## EXTRACT
▽
Ms Still asks, "Is the electoral college still a good idea for the US today?"
Ah a good question - and one I've gotten before (well, essentially) - but I have a few more things to say about it - check out this older article of mine - a little piece entitled with the very classy, "What the Hell is the Electoral College?" I'll wait here for you. Don't worry. I'm patient.
Right - so everything in there still seems spot on, but I would like to add a note - specifically refer to the fact that the Electoral College, emphasizing and strengthening the power of rural voters as it does, has the effect putting ethnonational, religious, and racial minorities at a voting disadvantage. The social geography of the United States puts minorities overwhelmingly in states with relatively high populations, meaning that minorities are consistently more likely to be disadvantaged by the College system. This is a real problem - one I didn't emphasize enough in my earlier article, and one that is really clarified in John Templon's article, "How the Electoral College Favors White Voters," which I found via an article by Carl Bialik over at the FiveThirtyEight Election Live Blog (thanks for your work, gents!).
So, between all this data, the question really remains a complicated one - rural voters would be disadvantaged by a simple popular vote, minority voters by the Electoral College. I'm not sure that there is a simple answer to this, though radically expanding the House of Representatives, and therefor the total number of Electors, might help with the problem, since most of that expansion would favor large urban areas without throwing out the rural vote enhancing utility of the College. No matter the rules of the game, however, there is always a shift in advantage to or from different groups anytime we change the rules of any game.
△
Structured page parsing data:
▽
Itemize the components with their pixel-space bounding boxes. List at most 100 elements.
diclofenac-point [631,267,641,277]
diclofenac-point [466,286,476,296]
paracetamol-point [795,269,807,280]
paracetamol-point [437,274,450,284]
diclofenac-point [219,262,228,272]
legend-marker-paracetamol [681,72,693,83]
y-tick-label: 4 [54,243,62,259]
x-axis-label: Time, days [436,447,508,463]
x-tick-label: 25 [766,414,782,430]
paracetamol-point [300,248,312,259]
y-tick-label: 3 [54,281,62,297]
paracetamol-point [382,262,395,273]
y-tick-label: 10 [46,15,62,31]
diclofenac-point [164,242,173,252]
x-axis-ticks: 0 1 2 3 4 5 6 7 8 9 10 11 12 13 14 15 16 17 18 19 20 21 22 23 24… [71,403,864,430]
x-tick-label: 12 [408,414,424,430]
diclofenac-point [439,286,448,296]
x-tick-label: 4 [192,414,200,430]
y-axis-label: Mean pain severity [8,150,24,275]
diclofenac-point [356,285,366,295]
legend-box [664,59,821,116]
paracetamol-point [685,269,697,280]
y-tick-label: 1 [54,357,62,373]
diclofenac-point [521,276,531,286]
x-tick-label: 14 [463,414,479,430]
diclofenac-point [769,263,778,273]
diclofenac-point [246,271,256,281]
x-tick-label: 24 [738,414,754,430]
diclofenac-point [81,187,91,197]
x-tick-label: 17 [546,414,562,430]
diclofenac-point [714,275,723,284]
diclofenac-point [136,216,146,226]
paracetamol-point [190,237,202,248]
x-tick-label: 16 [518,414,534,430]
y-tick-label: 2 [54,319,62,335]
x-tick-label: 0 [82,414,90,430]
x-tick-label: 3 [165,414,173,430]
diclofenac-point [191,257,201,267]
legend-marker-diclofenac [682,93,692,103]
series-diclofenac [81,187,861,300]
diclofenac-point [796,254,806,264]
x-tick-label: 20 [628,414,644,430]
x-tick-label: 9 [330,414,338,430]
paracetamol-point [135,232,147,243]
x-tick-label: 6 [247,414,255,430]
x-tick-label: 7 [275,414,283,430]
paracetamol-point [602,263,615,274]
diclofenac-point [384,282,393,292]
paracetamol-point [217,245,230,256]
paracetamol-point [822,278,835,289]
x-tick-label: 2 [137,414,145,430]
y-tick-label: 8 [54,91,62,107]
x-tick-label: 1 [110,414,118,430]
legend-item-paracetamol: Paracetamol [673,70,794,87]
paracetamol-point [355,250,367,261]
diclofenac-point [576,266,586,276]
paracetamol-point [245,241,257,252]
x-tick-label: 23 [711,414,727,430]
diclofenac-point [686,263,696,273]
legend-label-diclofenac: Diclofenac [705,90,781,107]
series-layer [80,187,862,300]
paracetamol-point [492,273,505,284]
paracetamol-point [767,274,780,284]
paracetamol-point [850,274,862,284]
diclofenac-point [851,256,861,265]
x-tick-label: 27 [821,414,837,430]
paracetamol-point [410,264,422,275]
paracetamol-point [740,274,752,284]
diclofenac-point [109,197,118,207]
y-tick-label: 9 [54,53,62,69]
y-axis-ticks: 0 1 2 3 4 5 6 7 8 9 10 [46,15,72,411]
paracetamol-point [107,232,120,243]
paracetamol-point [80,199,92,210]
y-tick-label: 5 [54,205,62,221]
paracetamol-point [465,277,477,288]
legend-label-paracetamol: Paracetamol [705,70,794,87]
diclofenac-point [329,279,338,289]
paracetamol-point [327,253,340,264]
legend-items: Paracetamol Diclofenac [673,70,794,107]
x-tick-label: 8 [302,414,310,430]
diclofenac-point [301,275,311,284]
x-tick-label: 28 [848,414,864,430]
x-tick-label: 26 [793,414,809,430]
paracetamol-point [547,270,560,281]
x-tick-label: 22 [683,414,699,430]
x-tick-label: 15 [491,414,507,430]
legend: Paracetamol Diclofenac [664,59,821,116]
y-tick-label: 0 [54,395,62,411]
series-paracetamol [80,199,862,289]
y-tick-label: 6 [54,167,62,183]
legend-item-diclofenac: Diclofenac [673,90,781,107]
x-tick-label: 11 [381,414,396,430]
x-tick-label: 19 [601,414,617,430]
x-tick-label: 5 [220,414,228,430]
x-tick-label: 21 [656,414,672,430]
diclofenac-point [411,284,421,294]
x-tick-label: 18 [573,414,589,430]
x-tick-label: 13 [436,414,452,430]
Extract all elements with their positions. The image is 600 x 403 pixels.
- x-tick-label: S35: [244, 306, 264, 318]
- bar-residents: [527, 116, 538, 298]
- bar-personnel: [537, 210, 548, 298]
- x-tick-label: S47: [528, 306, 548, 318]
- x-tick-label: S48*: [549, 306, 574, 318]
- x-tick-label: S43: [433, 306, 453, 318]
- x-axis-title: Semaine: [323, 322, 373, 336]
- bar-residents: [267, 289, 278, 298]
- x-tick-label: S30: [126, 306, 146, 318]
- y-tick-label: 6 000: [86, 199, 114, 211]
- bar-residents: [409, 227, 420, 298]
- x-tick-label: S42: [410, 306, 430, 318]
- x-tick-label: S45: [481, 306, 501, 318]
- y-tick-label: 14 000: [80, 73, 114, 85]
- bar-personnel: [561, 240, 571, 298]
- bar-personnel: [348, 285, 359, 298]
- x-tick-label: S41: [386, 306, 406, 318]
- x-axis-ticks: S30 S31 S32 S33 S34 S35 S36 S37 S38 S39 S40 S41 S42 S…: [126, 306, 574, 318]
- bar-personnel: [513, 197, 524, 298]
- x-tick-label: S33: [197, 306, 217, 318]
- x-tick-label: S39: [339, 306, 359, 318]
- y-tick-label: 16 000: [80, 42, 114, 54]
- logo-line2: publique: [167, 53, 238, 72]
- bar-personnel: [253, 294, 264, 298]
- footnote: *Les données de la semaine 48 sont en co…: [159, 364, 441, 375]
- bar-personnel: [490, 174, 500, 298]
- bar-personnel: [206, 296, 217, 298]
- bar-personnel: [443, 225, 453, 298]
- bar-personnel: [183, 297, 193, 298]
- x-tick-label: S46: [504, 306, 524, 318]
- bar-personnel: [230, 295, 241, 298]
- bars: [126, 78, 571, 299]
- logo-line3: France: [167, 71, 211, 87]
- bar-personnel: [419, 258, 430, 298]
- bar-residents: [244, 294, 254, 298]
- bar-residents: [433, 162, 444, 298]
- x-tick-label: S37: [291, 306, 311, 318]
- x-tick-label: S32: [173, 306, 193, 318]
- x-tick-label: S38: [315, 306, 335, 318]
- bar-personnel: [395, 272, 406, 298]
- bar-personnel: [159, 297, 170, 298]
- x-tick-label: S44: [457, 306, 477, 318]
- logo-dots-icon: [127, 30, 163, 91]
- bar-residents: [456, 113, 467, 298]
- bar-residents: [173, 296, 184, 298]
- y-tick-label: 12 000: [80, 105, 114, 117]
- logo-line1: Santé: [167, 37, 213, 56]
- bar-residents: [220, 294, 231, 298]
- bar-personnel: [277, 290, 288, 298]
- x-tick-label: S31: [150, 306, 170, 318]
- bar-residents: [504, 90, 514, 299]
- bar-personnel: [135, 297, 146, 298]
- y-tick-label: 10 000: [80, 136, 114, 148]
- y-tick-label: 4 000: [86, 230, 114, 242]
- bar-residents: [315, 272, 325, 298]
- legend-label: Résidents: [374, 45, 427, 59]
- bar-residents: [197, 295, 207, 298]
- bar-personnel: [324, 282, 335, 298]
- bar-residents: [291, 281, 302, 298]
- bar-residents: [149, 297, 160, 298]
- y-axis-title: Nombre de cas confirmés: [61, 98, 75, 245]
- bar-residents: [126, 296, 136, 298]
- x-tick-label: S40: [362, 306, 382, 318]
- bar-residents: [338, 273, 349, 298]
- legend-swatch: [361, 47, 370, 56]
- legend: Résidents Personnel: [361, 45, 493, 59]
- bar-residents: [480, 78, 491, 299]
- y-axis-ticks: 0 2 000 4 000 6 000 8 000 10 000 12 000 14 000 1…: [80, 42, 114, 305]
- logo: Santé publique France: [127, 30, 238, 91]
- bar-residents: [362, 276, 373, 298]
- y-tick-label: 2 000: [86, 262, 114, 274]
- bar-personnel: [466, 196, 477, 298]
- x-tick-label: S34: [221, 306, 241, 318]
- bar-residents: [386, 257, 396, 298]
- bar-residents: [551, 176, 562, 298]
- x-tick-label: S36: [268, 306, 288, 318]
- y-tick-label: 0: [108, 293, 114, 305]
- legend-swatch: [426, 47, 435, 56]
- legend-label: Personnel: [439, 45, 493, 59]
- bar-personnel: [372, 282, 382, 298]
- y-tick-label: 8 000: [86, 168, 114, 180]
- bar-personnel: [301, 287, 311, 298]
△
## ASSIGNMENT
Could you return, word for word, the stretch of the Electoral College post from "So, between all" through "of any game."? This data is separate from the Electoral College post.

## ANSWER AREA
So, between all this data, the question really remains a complicated one - rural voters would be disadvantaged by a simple popular vote, minority voters by the Electoral College. I'm not sure that there is a simple answer to this, though radically expanding the House of Representatives, and therefor the total number of Electors, might help with the problem, since most of that expansion would favor large urban areas without throwing out the rural vote enhancing utility of the College. No matter the rules of the game, however, there is always a shift in advantage to or from different groups anytime we change the rules of any game.